Write out the full listing again, exactly as it stands.

+---+

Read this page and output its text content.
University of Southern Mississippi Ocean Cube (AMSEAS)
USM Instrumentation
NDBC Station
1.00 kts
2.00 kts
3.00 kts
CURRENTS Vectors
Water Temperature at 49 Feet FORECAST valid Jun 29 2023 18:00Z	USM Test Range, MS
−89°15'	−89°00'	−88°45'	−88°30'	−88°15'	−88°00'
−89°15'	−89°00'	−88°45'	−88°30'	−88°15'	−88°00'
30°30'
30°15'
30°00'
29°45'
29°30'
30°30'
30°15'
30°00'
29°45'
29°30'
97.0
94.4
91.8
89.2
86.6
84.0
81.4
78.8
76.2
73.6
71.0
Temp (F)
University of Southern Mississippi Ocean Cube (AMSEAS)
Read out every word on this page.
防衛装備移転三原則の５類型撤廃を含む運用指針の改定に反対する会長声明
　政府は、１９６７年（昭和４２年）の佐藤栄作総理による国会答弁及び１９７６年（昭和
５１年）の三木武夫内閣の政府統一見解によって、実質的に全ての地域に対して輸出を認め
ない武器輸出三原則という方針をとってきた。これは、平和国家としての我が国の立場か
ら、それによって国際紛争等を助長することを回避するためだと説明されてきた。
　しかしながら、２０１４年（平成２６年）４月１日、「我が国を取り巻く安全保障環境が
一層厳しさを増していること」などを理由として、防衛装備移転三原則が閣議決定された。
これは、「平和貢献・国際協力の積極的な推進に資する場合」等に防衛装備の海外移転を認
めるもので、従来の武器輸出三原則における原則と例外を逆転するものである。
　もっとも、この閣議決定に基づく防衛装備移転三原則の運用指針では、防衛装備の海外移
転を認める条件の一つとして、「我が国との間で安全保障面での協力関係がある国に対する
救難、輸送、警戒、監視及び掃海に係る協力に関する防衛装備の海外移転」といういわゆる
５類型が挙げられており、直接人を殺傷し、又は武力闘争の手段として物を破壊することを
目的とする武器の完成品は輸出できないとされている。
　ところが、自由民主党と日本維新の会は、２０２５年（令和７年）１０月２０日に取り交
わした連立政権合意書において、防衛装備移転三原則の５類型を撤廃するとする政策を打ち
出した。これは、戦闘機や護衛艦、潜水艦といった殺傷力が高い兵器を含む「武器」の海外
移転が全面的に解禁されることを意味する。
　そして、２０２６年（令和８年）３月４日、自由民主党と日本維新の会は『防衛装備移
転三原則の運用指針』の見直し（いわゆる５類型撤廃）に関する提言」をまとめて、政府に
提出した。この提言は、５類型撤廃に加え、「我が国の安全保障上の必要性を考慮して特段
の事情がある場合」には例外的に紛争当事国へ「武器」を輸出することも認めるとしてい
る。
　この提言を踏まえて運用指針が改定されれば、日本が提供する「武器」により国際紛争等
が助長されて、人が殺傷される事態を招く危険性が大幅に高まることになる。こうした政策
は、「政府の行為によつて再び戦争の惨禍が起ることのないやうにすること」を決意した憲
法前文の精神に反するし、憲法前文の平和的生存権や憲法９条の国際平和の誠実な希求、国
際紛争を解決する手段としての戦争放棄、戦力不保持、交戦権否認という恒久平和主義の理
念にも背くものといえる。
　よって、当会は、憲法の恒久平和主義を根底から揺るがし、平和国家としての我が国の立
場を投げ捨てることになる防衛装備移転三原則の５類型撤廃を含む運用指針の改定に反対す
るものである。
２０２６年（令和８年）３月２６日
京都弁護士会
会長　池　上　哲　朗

+---+

**Task output**:
Read this page and output its text content.
University of Southern Mississippi Ocean Cube (AMSEAS)
USM Instrumentation
NDBC Station
1.00 kts
2.00 kts
3.00 kts
CURRENTS Vectors
Water Temperature at 49 Feet FORECAST valid Jun 29 2023 18:00Z	USM Test Range, MS
−89°15'	−89°00'	−88°45'	−88°30'	−88°15'	−88°00'
−89°15'	−89°00'	−88°45'	−88°30'	−88°15'	−88°00'
30°30'
30°15'
30°00'
29°45'
29°30'
30°30'
30°15'
30°00'
29°45'
29°30'
97.0
94.4
91.8
89.2
86.6
84.0
81.4
78.8
76.2
73.6
71.0
Temp (F)
University of Southern Mississippi Ocean Cube (AMSEAS)
Read out every word on this page.
防衛装備移転三原則の５類型撤廃を含む運用指針の改定に反対する会長声明
　政府は、１９６７年（昭和４２年）の佐藤栄作総理による国会答弁及び１９７６年（昭和
５１年）の三木武夫内閣の政府統一見解によって、実質的に全ての地域に対して輸出を認め
ない武器輸出三原則という方針をとってきた。これは、平和国家としての我が国の立場か
ら、それによって国際紛争等を助長することを回避するためだと説明されてきた。
　しかしながら、２０１４年（平成２６年）４月１日、「我が国を取り巻く安全保障環境が
一層厳しさを増していること」などを理由として、防衛装備移転三原則が閣議決定された。
これは、「平和貢献・国際協力の積極的な推進に資する場合」等に防衛装備の海外移転を認
めるもので、従来の武器輸出三原則における原則と例外を逆転するものである。
　もっとも、この閣議決定に基づく防衛装備移転三原則の運用指針では、防衛装備の海外移
転を認める条件の一つとして、「我が国との間で安全保障面での協力関係がある国に対する
救難、輸送、警戒、監視及び掃海に係る協力に関する防衛装備の海外移転」といういわゆる
５類型が挙げられており、直接人を殺傷し、又は武力闘争の手段として物を破壊することを
目的とする武器の完成品は輸出できないとされている。
　ところが、自由民主党と日本維新の会は、２０２５年（令和７年）１０月２０日に取り交
わした連立政権合意書において、防衛装備移転三原則の５類型を撤廃するとする政策を打ち
出した。これは、戦闘機や護衛艦、潜水艦といった殺傷力が高い兵器を含む「武器」の海外
移転が全面的に解禁されることを意味する。
　そして、２０２６年（令和８年）３月４日、自由民主党と日本維新の会は『防衛装備移
転三原則の運用指針』の見直し（いわゆる５類型撤廃）に関する提言」をまとめて、政府に
提出した。この提言は、５類型撤廃に加え、「我が国の安全保障上の必要性を考慮して特段
の事情がある場合」には例外的に紛争当事国へ「武器」を輸出することも認めるとしてい
る。
　この提言を踏まえて運用指針が改定されれば、日本が提供する「武器」により国際紛争等
が助長されて、人が殺傷される事態を招く危険性が大幅に高まることになる。こうした政策
は、「政府の行為によつて再び戦争の惨禍が起ることのないやうにすること」を決意した憲
法前文の精神に反するし、憲法前文の平和的生存権や憲法９条の国際平和の誠実な希求、国
際紛争を解決する手段としての戦争放棄、戦力不保持、交戦権否認という恒久平和主義の理
念にも背くものといえる。
　よって、当会は、憲法の恒久平和主義を根底から揺るがし、平和国家としての我が国の立
場を投げ捨てることになる防衛装備移転三原則の５類型撤廃を含む運用指針の改定に反対す
るものである。
２０２６年（令和８年）３月２６日
京都弁護士会
会長　池　上　哲　朗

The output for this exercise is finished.